◆ RECORD EXCERPTS:
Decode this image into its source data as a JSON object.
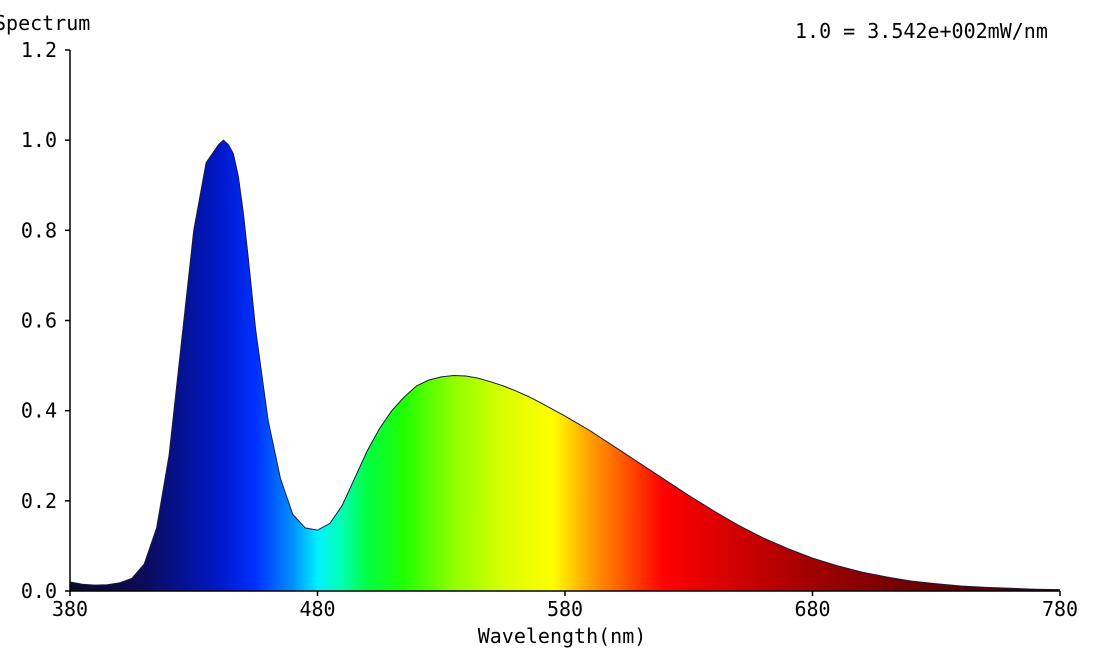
{
  "chart_data": {
    "type": "area",
    "title": "Spectrum",
    "scale_note": "1.0 = 3.542e+002mW/nm",
    "xlabel": "Wavelength(nm)",
    "ylabel": "",
    "xlim": [
      380,
      780
    ],
    "ylim": [
      0,
      1.2
    ],
    "x_ticks": [
      380,
      480,
      580,
      680,
      780
    ],
    "x_tick_labels": [
      "380",
      "480",
      "580",
      "680",
      "780"
    ],
    "y_ticks": [
      0.0,
      0.2,
      0.4,
      0.6,
      0.8,
      1.0,
      1.2
    ],
    "y_tick_labels": [
      "0.0",
      "0.2",
      "0.4",
      "0.6",
      "0.8",
      "1.0",
      "1.2"
    ],
    "grid": false,
    "fill": "wavelength-color-gradient",
    "series": [
      {
        "x": [
          380,
          385,
          390,
          395,
          400,
          405,
          410,
          415,
          420,
          425,
          430,
          435,
          440,
          442,
          444,
          445,
          446,
          448,
          450,
          452,
          455,
          460,
          465,
          470,
          475,
          480,
          485,
          490,
          495,
          500,
          505,
          510,
          515,
          520,
          525,
          530,
          535,
          540,
          545,
          550,
          555,
          560,
          565,
          570,
          575,
          580,
          585,
          590,
          595,
          600,
          605,
          610,
          615,
          620,
          625,
          630,
          635,
          640,
          650,
          660,
          670,
          680,
          690,
          700,
          710,
          720,
          730,
          740,
          750,
          760,
          770,
          780
        ],
        "values": [
          0.02,
          0.015,
          0.013,
          0.014,
          0.018,
          0.028,
          0.06,
          0.14,
          0.3,
          0.55,
          0.8,
          0.95,
          0.99,
          1.0,
          0.99,
          0.98,
          0.97,
          0.92,
          0.84,
          0.74,
          0.58,
          0.38,
          0.25,
          0.17,
          0.14,
          0.135,
          0.15,
          0.19,
          0.25,
          0.31,
          0.36,
          0.4,
          0.43,
          0.455,
          0.468,
          0.475,
          0.478,
          0.477,
          0.472,
          0.464,
          0.455,
          0.444,
          0.432,
          0.418,
          0.403,
          0.388,
          0.372,
          0.356,
          0.338,
          0.32,
          0.302,
          0.284,
          0.266,
          0.248,
          0.23,
          0.212,
          0.195,
          0.178,
          0.146,
          0.118,
          0.094,
          0.073,
          0.056,
          0.042,
          0.031,
          0.022,
          0.016,
          0.011,
          0.008,
          0.006,
          0.004,
          0.003
        ]
      }
    ]
  }
}
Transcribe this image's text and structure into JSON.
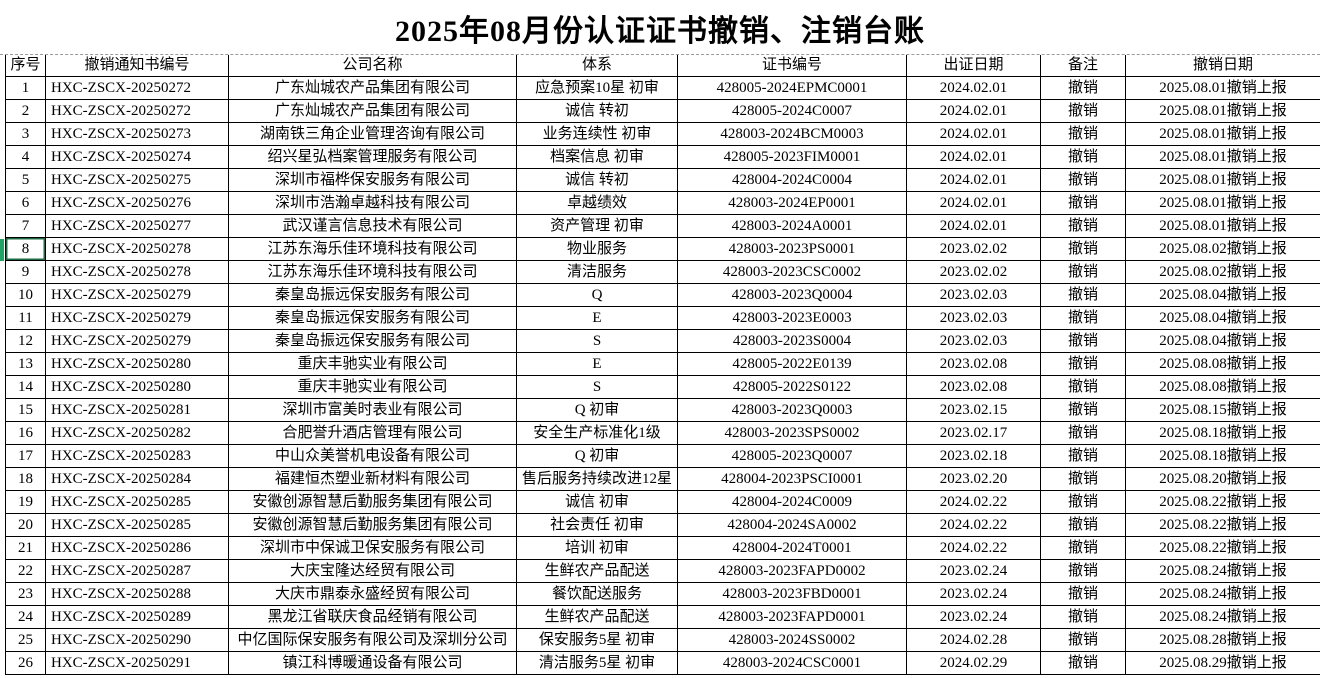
{
  "title": "2025年08月份认证证书撤销、注销台账",
  "colors": {
    "title_red": "#FF0000",
    "selection_green": "#21A366",
    "border_black": "#000000",
    "pagebreak_dash_gray": "#9A9A9A"
  },
  "selection": {
    "selected_row_number": "8",
    "selected_column": "序号"
  },
  "table": {
    "headers": [
      "序号",
      "撤销通知书编号",
      "公司名称",
      "体系",
      "证书编号",
      "出证日期",
      "备注",
      "撤销日期"
    ],
    "rows": [
      [
        "1",
        "HXC-ZSCX-20250272",
        "广东灿城农产品集团有限公司",
        "应急预案10星  初审",
        "428005-2024EPMC0001",
        "2024.02.01",
        "撤销",
        "2025.08.01撤销上报"
      ],
      [
        "2",
        "HXC-ZSCX-20250272",
        "广东灿城农产品集团有限公司",
        "诚信  转初",
        "428005-2024C0007",
        "2024.02.01",
        "撤销",
        "2025.08.01撤销上报"
      ],
      [
        "3",
        "HXC-ZSCX-20250273",
        "湖南铁三角企业管理咨询有限公司",
        "业务连续性  初审",
        "428003-2024BCM0003",
        "2024.02.01",
        "撤销",
        "2025.08.01撤销上报"
      ],
      [
        "4",
        "HXC-ZSCX-20250274",
        "绍兴星弘档案管理服务有限公司",
        "档案信息  初审",
        "428005-2023FIM0001",
        "2024.02.01",
        "撤销",
        "2025.08.01撤销上报"
      ],
      [
        "5",
        "HXC-ZSCX-20250275",
        "深圳市福桦保安服务有限公司",
        "诚信  转初",
        "428004-2024C0004",
        "2024.02.01",
        "撤销",
        "2025.08.01撤销上报"
      ],
      [
        "6",
        "HXC-ZSCX-20250276",
        "深圳市浩瀚卓越科技有限公司",
        "卓越绩效",
        "428003-2024EP0001",
        "2024.02.01",
        "撤销",
        "2025.08.01撤销上报"
      ],
      [
        "7",
        "HXC-ZSCX-20250277",
        "武汉谨言信息技术有限公司",
        "资产管理  初审",
        "428003-2024A0001",
        "2024.02.01",
        "撤销",
        "2025.08.01撤销上报"
      ],
      [
        "8",
        "HXC-ZSCX-20250278",
        "江苏东海乐佳环境科技有限公司",
        "物业服务",
        "428003-2023PS0001",
        "2023.02.02",
        "撤销",
        "2025.08.02撤销上报"
      ],
      [
        "9",
        "HXC-ZSCX-20250278",
        "江苏东海乐佳环境科技有限公司",
        "清洁服务",
        "428003-2023CSC0002",
        "2023.02.02",
        "撤销",
        "2025.08.02撤销上报"
      ],
      [
        "10",
        "HXC-ZSCX-20250279",
        "秦皇岛振远保安服务有限公司",
        "Q",
        "428003-2023Q0004",
        "2023.02.03",
        "撤销",
        "2025.08.04撤销上报"
      ],
      [
        "11",
        "HXC-ZSCX-20250279",
        "秦皇岛振远保安服务有限公司",
        "E",
        "428003-2023E0003",
        "2023.02.03",
        "撤销",
        "2025.08.04撤销上报"
      ],
      [
        "12",
        "HXC-ZSCX-20250279",
        "秦皇岛振远保安服务有限公司",
        "S",
        "428003-2023S0004",
        "2023.02.03",
        "撤销",
        "2025.08.04撤销上报"
      ],
      [
        "13",
        "HXC-ZSCX-20250280",
        "重庆丰驰实业有限公司",
        "E",
        "428005-2022E0139",
        "2023.02.08",
        "撤销",
        "2025.08.08撤销上报"
      ],
      [
        "14",
        "HXC-ZSCX-20250280",
        "重庆丰驰实业有限公司",
        "S",
        "428005-2022S0122",
        "2023.02.08",
        "撤销",
        "2025.08.08撤销上报"
      ],
      [
        "15",
        "HXC-ZSCX-20250281",
        "深圳市富美时表业有限公司",
        "Q  初审",
        "428003-2023Q0003",
        "2023.02.15",
        "撤销",
        "2025.08.15撤销上报"
      ],
      [
        "16",
        "HXC-ZSCX-20250282",
        "合肥誉升酒店管理有限公司",
        "安全生产标准化1级",
        "428003-2023SPS0002",
        "2023.02.17",
        "撤销",
        "2025.08.18撤销上报"
      ],
      [
        "17",
        "HXC-ZSCX-20250283",
        "中山众美誉机电设备有限公司",
        "Q  初审",
        "428005-2023Q0007",
        "2023.02.18",
        "撤销",
        "2025.08.18撤销上报"
      ],
      [
        "18",
        "HXC-ZSCX-20250284",
        "福建恒杰塑业新材料有限公司",
        "售后服务持续改进12星",
        "428004-2023PSCI0001",
        "2023.02.20",
        "撤销",
        "2025.08.20撤销上报"
      ],
      [
        "19",
        "HXC-ZSCX-20250285",
        "安徽创源智慧后勤服务集团有限公司",
        "诚信  初审",
        "428004-2024C0009",
        "2024.02.22",
        "撤销",
        "2025.08.22撤销上报"
      ],
      [
        "20",
        "HXC-ZSCX-20250285",
        "安徽创源智慧后勤服务集团有限公司",
        "社会责任  初审",
        "428004-2024SA0002",
        "2024.02.22",
        "撤销",
        "2025.08.22撤销上报"
      ],
      [
        "21",
        "HXC-ZSCX-20250286",
        "深圳市中保诚卫保安服务有限公司",
        "培训  初审",
        "428004-2024T0001",
        "2024.02.22",
        "撤销",
        "2025.08.22撤销上报"
      ],
      [
        "22",
        "HXC-ZSCX-20250287",
        "大庆宝隆达经贸有限公司",
        "生鲜农产品配送",
        "428003-2023FAPD0002",
        "2023.02.24",
        "撤销",
        "2025.08.24撤销上报"
      ],
      [
        "23",
        "HXC-ZSCX-20250288",
        "大庆市鼎泰永盛经贸有限公司",
        "餐饮配送服务",
        "428003-2023FBD0001",
        "2023.02.24",
        "撤销",
        "2025.08.24撤销上报"
      ],
      [
        "24",
        "HXC-ZSCX-20250289",
        "黑龙江省联庆食品经销有限公司",
        "生鲜农产品配送",
        "428003-2023FAPD0001",
        "2023.02.24",
        "撤销",
        "2025.08.24撤销上报"
      ],
      [
        "25",
        "HXC-ZSCX-20250290",
        "中亿国际保安服务有限公司及深圳分公司",
        "保安服务5星  初审",
        "428003-2024SS0002",
        "2024.02.28",
        "撤销",
        "2025.08.28撤销上报"
      ],
      [
        "26",
        "HXC-ZSCX-20250291",
        "镇江科博暖通设备有限公司",
        "清洁服务5星  初审",
        "428003-2024CSC0001",
        "2024.02.29",
        "撤销",
        "2025.08.29撤销上报"
      ]
    ]
  }
}
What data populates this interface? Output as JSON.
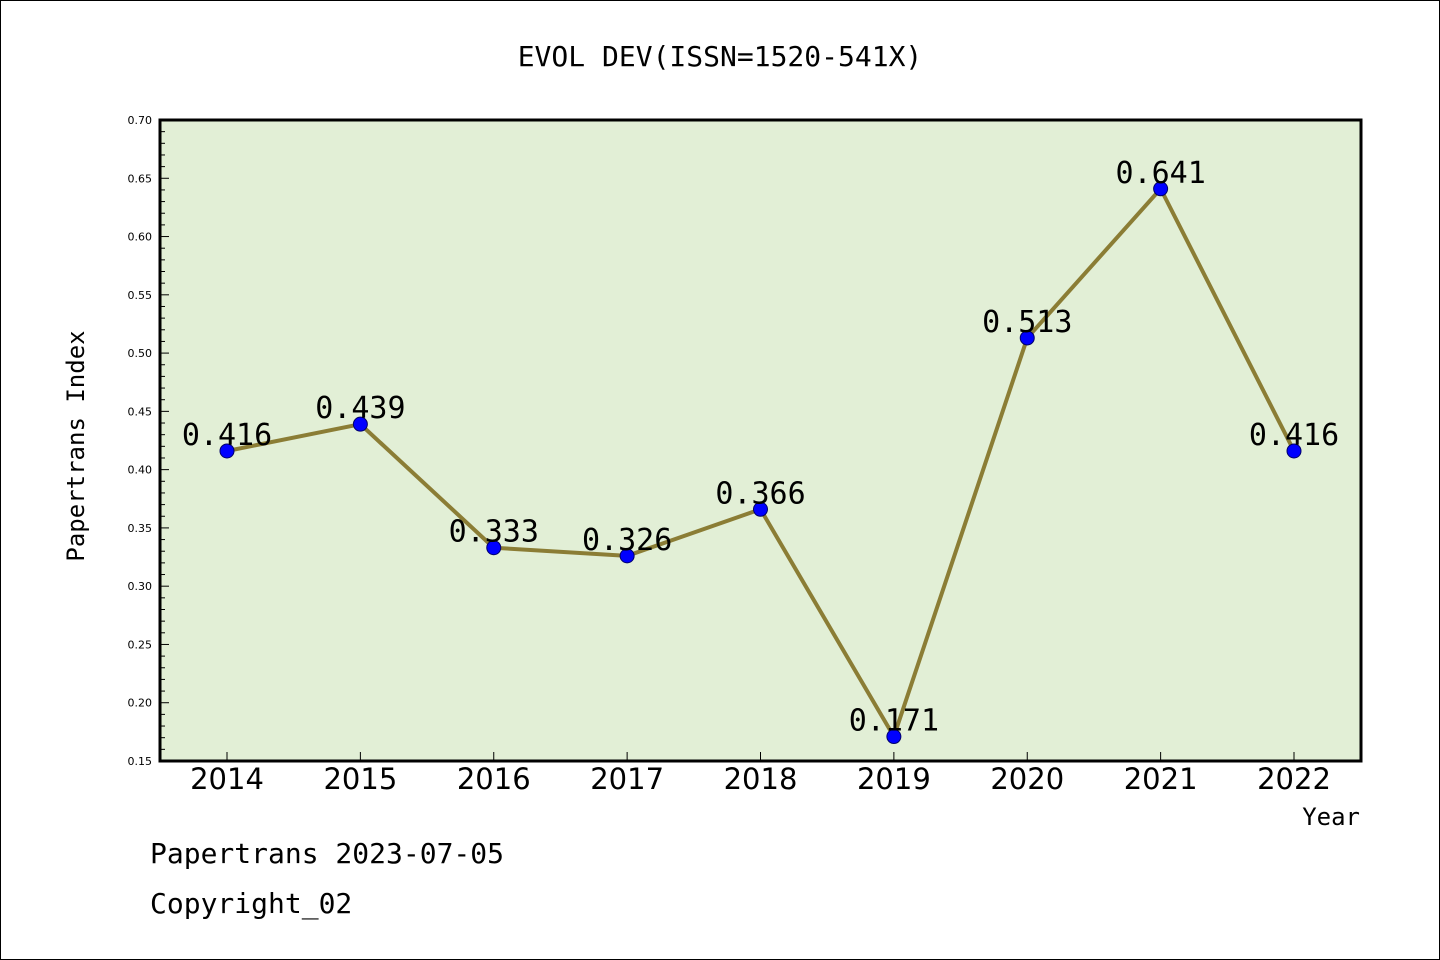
{
  "chart_data": {
    "type": "line",
    "title": "EVOL DEV(ISSN=1520-541X)",
    "xlabel": "Year",
    "ylabel": "Papertrans Index",
    "categories": [
      "2014",
      "2015",
      "2016",
      "2017",
      "2018",
      "2019",
      "2020",
      "2021",
      "2022"
    ],
    "series": [
      {
        "values": [
          0.416,
          0.439,
          0.333,
          0.326,
          0.366,
          0.171,
          0.513,
          0.641,
          0.416
        ]
      }
    ],
    "data_labels": [
      "0.416",
      "0.439",
      "0.333",
      "0.326",
      "0.366",
      "0.171",
      "0.513",
      "0.641",
      "0.416"
    ],
    "ylim": [
      0.15,
      0.7
    ],
    "yticks": [
      "0.15",
      "0.20",
      "0.25",
      "0.30",
      "0.35",
      "0.40",
      "0.45",
      "0.50",
      "0.55",
      "0.60",
      "0.65",
      "0.70"
    ],
    "grid": false,
    "colors": {
      "plot_background": "#e2efd6",
      "line": "#8b7d35",
      "marker": "#0000ff"
    }
  },
  "footer": {
    "date_line": "Papertrans 2023-07-05",
    "copyright": "Copyright_02"
  }
}
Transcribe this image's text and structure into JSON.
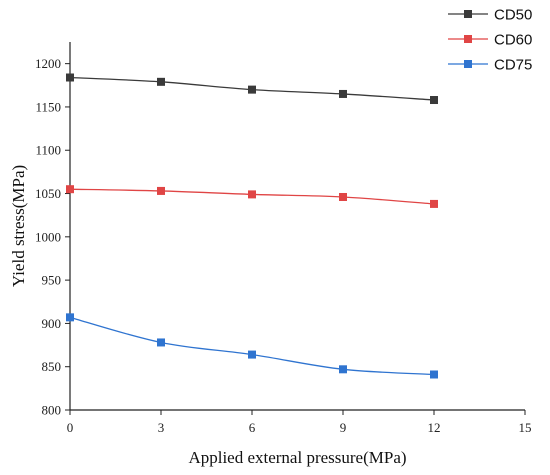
{
  "chart_data": {
    "type": "line",
    "xlabel": "Applied external pressure(MPa)",
    "ylabel": "Yield stress(MPa)",
    "xlim": [
      0,
      15
    ],
    "ylim": [
      800,
      1225
    ],
    "x_ticks": [
      0,
      3,
      6,
      9,
      12,
      15
    ],
    "y_ticks": [
      800,
      850,
      900,
      950,
      1000,
      1050,
      1100,
      1150,
      1200
    ],
    "grid": false,
    "legend_position": "top-right",
    "x": [
      0,
      3,
      6,
      9,
      12
    ],
    "series": [
      {
        "name": "CD50",
        "color": "#3a3a3a",
        "marker": "square",
        "values": [
          1184,
          1179,
          1170,
          1165,
          1158
        ]
      },
      {
        "name": "CD60",
        "color": "#e04545",
        "marker": "square",
        "values": [
          1055,
          1053,
          1049,
          1046,
          1038
        ]
      },
      {
        "name": "CD75",
        "color": "#2f74d0",
        "marker": "square",
        "values": [
          907,
          878,
          864,
          847,
          841
        ]
      }
    ]
  }
}
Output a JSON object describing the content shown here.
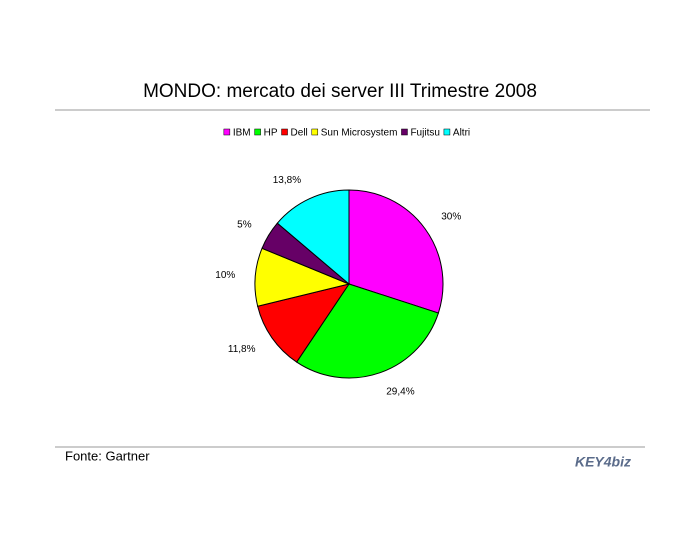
{
  "chart_data": {
    "type": "pie",
    "title": "MONDO: mercato dei server III Trimestre 2008",
    "categories": [
      "IBM",
      "HP",
      "Dell",
      "Sun Microsystem",
      "Fujitsu",
      "Altri"
    ],
    "values": [
      30,
      29.4,
      11.8,
      10,
      5,
      13.8
    ],
    "value_labels": [
      "30%",
      "29,4%",
      "11,8%",
      "10%",
      "5%",
      "13,8%"
    ],
    "colors": [
      "#ff00ff",
      "#00ff00",
      "#ff0000",
      "#ffff00",
      "#660066",
      "#00ffff"
    ],
    "source": "Fonte: Gartner",
    "logo": "KEY4biz"
  }
}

◆ WRITTEN REQUEST: Count the lines of these entries that hold the string "object", and give only that number.

◆ WORKED SOLUTION: 2